▶ **Goal**: The records that follow must be reproduced in full, exactly as written.

▶ **Given entries**:
====

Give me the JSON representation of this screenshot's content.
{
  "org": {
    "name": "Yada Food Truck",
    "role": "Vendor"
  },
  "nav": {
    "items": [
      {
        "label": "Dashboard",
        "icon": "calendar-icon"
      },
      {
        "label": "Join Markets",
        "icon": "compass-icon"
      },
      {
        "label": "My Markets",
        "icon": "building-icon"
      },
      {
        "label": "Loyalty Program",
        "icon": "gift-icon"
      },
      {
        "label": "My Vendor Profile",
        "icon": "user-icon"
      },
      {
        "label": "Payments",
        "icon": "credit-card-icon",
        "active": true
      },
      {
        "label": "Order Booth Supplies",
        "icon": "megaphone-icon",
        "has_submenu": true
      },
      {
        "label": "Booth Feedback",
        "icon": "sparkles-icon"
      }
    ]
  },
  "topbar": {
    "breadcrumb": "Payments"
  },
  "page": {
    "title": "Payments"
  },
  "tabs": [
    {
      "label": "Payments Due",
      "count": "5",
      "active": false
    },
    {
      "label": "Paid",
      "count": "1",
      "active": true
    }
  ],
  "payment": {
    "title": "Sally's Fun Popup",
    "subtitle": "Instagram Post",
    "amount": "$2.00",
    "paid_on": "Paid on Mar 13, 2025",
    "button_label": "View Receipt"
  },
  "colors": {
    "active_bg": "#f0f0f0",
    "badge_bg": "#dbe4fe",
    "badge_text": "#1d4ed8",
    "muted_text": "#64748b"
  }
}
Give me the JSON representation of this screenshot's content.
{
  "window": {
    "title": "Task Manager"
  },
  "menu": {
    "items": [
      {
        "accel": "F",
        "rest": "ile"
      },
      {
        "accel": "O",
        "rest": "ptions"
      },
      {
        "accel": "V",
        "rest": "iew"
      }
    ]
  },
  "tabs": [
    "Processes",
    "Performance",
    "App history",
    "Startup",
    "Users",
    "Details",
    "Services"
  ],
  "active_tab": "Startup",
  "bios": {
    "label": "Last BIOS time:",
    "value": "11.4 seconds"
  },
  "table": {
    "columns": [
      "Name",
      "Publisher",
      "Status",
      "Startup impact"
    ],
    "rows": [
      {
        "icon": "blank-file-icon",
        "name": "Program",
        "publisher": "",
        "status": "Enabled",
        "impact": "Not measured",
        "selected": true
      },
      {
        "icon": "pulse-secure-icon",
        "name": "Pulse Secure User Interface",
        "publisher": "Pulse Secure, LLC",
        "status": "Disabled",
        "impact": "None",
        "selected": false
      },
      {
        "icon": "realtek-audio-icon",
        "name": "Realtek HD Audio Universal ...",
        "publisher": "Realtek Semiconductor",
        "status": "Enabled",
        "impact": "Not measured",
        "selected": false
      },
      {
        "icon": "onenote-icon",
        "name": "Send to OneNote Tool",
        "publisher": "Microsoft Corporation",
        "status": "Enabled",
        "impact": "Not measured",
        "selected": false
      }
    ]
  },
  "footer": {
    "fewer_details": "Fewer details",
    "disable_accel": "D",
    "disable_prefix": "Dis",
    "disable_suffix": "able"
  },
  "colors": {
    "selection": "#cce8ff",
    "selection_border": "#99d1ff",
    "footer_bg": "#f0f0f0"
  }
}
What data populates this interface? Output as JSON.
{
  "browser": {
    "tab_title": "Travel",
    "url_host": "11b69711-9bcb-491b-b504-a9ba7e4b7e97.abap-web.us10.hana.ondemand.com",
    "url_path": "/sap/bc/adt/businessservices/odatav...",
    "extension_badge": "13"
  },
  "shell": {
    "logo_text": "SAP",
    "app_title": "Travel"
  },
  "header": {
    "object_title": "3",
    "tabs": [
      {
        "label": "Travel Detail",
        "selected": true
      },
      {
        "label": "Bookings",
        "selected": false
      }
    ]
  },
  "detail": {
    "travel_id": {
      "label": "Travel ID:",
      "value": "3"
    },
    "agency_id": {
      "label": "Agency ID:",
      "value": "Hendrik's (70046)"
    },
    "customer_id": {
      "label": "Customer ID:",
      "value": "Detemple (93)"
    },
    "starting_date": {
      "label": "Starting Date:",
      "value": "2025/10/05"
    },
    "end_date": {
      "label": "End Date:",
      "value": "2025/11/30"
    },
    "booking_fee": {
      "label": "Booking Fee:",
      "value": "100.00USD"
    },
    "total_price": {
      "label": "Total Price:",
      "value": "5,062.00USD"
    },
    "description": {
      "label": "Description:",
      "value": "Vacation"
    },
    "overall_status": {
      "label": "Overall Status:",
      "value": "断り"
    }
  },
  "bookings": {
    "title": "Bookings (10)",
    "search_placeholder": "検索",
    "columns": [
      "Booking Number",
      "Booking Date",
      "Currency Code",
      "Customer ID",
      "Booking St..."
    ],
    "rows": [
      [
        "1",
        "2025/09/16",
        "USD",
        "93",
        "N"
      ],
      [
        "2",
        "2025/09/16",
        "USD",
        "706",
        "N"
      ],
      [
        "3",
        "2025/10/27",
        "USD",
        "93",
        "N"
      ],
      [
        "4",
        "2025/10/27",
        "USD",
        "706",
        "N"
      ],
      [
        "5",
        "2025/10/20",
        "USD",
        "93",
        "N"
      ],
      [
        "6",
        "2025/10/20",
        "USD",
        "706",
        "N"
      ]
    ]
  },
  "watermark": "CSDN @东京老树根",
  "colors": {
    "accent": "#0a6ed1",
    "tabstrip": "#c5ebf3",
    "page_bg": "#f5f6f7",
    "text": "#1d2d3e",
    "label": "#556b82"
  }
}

====

▶ **Exercise response**:
Give me the JSON representation of this screenshot's content.
{
  "org": {
    "name": "Yada Food Truck",
    "role": "Vendor"
  },
  "nav": {
    "items": [
      {
        "label": "Dashboard",
        "icon": "calendar-icon"
      },
      {
        "label": "Join Markets",
        "icon": "compass-icon"
      },
      {
        "label": "My Markets",
        "icon": "building-icon"
      },
      {
        "label": "Loyalty Program",
        "icon": "gift-icon"
      },
      {
        "label": "My Vendor Profile",
        "icon": "user-icon"
      },
      {
        "label": "Payments",
        "icon": "credit-card-icon",
        "active": true
      },
      {
        "label": "Order Booth Supplies",
        "icon": "megaphone-icon",
        "has_submenu": true
      },
      {
        "label": "Booth Feedback",
        "icon": "sparkles-icon"
      }
    ]
  },
  "topbar": {
    "breadcrumb": "Payments"
  },
  "page": {
    "title": "Payments"
  },
  "tabs": [
    {
      "label": "Payments Due",
      "count": "5",
      "active": false
    },
    {
      "label": "Paid",
      "count": "1",
      "active": true
    }
  ],
  "payment": {
    "title": "Sally's Fun Popup",
    "subtitle": "Instagram Post",
    "amount": "$2.00",
    "paid_on": "Paid on Mar 13, 2025",
    "button_label": "View Receipt"
  },
  "colors": {
    "active_bg": "#f0f0f0",
    "badge_bg": "#dbe4fe",
    "badge_text": "#1d4ed8",
    "muted_text": "#64748b"
  }
}
Give me the JSON representation of this screenshot's content.
{
  "window": {
    "title": "Task Manager"
  },
  "menu": {
    "items": [
      {
        "accel": "F",
        "rest": "ile"
      },
      {
        "accel": "O",
        "rest": "ptions"
      },
      {
        "accel": "V",
        "rest": "iew"
      }
    ]
  },
  "tabs": [
    "Processes",
    "Performance",
    "App history",
    "Startup",
    "Users",
    "Details",
    "Services"
  ],
  "active_tab": "Startup",
  "bios": {
    "label": "Last BIOS time:",
    "value": "11.4 seconds"
  },
  "table": {
    "columns": [
      "Name",
      "Publisher",
      "Status",
      "Startup impact"
    ],
    "rows": [
      {
        "icon": "blank-file-icon",
        "name": "Program",
        "publisher": "",
        "status": "Enabled",
        "impact": "Not measured",
        "selected": true
      },
      {
        "icon": "pulse-secure-icon",
        "name": "Pulse Secure User Interface",
        "publisher": "Pulse Secure, LLC",
        "status": "Disabled",
        "impact": "None",
        "selected": false
      },
      {
        "icon": "realtek-audio-icon",
        "name": "Realtek HD Audio Universal ...",
        "publisher": "Realtek Semiconductor",
        "status": "Enabled",
        "impact": "Not measured",
        "selected": false
      },
      {
        "icon": "onenote-icon",
        "name": "Send to OneNote Tool",
        "publisher": "Microsoft Corporation",
        "status": "Enabled",
        "impact": "Not measured",
        "selected": false
      }
    ]
  },
  "footer": {
    "fewer_details": "Fewer details",
    "disable_accel": "D",
    "disable_prefix": "Dis",
    "disable_suffix": "able"
  },
  "colors": {
    "selection": "#cce8ff",
    "selection_border": "#99d1ff",
    "footer_bg": "#f0f0f0"
  }
}
What data populates this interface? Output as JSON.
{
  "browser": {
    "tab_title": "Travel",
    "url_host": "11b69711-9bcb-491b-b504-a9ba7e4b7e97.abap-web.us10.hana.ondemand.com",
    "url_path": "/sap/bc/adt/businessservices/odatav...",
    "extension_badge": "13"
  },
  "shell": {
    "logo_text": "SAP",
    "app_title": "Travel"
  },
  "header": {
    "object_title": "3",
    "tabs": [
      {
        "label": "Travel Detail",
        "selected": true
      },
      {
        "label": "Bookings",
        "selected": false
      }
    ]
  },
  "detail": {
    "travel_id": {
      "label": "Travel ID:",
      "value": "3"
    },
    "agency_id": {
      "label": "Agency ID:",
      "value": "Hendrik's (70046)"
    },
    "customer_id": {
      "label": "Customer ID:",
      "value": "Detemple (93)"
    },
    "starting_date": {
      "label": "Starting Date:",
      "value": "2025/10/05"
    },
    "end_date": {
      "label": "End Date:",
      "value": "2025/11/30"
    },
    "booking_fee": {
      "label": "Booking Fee:",
      "value": "100.00USD"
    },
    "total_price": {
      "label": "Total Price:",
      "value": "5,062.00USD"
    },
    "description": {
      "label": "Description:",
      "value": "Vacation"
    },
    "overall_status": {
      "label": "Overall Status:",
      "value": "断り"
    }
  },
  "bookings": {
    "title": "Bookings (10)",
    "search_placeholder": "検索",
    "columns": [
      "Booking Number",
      "Booking Date",
      "Currency Code",
      "Customer ID",
      "Booking St..."
    ],
    "rows": [
      [
        "1",
        "2025/09/16",
        "USD",
        "93",
        "N"
      ],
      [
        "2",
        "2025/09/16",
        "USD",
        "706",
        "N"
      ],
      [
        "3",
        "2025/10/27",
        "USD",
        "93",
        "N"
      ],
      [
        "4",
        "2025/10/27",
        "USD",
        "706",
        "N"
      ],
      [
        "5",
        "2025/10/20",
        "USD",
        "93",
        "N"
      ],
      [
        "6",
        "2025/10/20",
        "USD",
        "706",
        "N"
      ]
    ]
  },
  "watermark": "CSDN @东京老树根",
  "colors": {
    "accent": "#0a6ed1",
    "tabstrip": "#c5ebf3",
    "page_bg": "#f5f6f7",
    "text": "#1d2d3e",
    "label": "#556b82"
  }
}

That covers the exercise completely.